══ Input

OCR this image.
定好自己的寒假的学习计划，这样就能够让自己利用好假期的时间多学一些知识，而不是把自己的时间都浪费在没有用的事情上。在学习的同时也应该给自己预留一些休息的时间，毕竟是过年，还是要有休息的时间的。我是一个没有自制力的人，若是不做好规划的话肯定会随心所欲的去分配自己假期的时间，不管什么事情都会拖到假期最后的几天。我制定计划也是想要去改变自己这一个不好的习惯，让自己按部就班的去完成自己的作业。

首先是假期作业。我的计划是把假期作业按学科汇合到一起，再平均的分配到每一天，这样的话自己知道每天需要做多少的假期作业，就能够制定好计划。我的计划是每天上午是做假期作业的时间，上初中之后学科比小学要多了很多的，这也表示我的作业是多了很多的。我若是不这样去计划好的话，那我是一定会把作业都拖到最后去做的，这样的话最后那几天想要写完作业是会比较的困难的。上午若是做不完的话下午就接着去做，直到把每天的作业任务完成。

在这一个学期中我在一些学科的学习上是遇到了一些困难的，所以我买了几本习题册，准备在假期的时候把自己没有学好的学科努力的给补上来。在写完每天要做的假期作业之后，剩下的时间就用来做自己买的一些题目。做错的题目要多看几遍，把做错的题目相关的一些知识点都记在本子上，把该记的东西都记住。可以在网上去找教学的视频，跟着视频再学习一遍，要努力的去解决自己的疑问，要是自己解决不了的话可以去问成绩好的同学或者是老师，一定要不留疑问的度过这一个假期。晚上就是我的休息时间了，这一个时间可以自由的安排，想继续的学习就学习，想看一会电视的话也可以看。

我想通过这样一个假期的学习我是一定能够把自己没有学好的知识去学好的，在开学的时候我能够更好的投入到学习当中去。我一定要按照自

════

Your goal: Each record above should be restated word for word.

Answer to this exercise:
OCR this image.
定好自己的寒假的学习计划，这样就能够让自己利用好假期的时间多学一些知识，而不是把自己的时间都浪费在没有用的事情上。在学习的同时也应该给自己预留一些休息的时间，毕竟是过年，还是要有休息的时间的。我是一个没有自制力的人，若是不做好规划的话肯定会随心所欲的去分配自己假期的时间，不管什么事情都会拖到假期最后的几天。我制定计划也是想要去改变自己这一个不好的习惯，让自己按部就班的去完成自己的作业。

首先是假期作业。我的计划是把假期作业按学科汇合到一起，再平均的分配到每一天，这样的话自己知道每天需要做多少的假期作业，就能够制定好计划。我的计划是每天上午是做假期作业的时间，上初中之后学科比小学要多了很多的，这也表示我的作业是多了很多的。我若是不这样去计划好的话，那我是一定会把作业都拖到最后去做的，这样的话最后那几天想要写完作业是会比较的困难的。上午若是做不完的话下午就接着去做，直到把每天的作业任务完成。

在这一个学期中我在一些学科的学习上是遇到了一些困难的，所以我买了几本习题册，准备在假期的时候把自己没有学好的学科努力的给补上来。在写完每天要做的假期作业之后，剩下的时间就用来做自己买的一些题目。做错的题目要多看几遍，把做错的题目相关的一些知识点都记在本子上，把该记的东西都记住。可以在网上去找教学的视频，跟着视频再学习一遍，要努力的去解决自己的疑问，要是自己解决不了的话可以去问成绩好的同学或者是老师，一定要不留疑问的度过这一个假期。晚上就是我的休息时间了，这一个时间可以自由的安排，想继续的学习就学习，想看一会电视的话也可以看。

我想通过这样一个假期的学习我是一定能够把自己没有学好的知识去学好的，在开学的时候我能够更好的投入到学习当中去。我一定要按照自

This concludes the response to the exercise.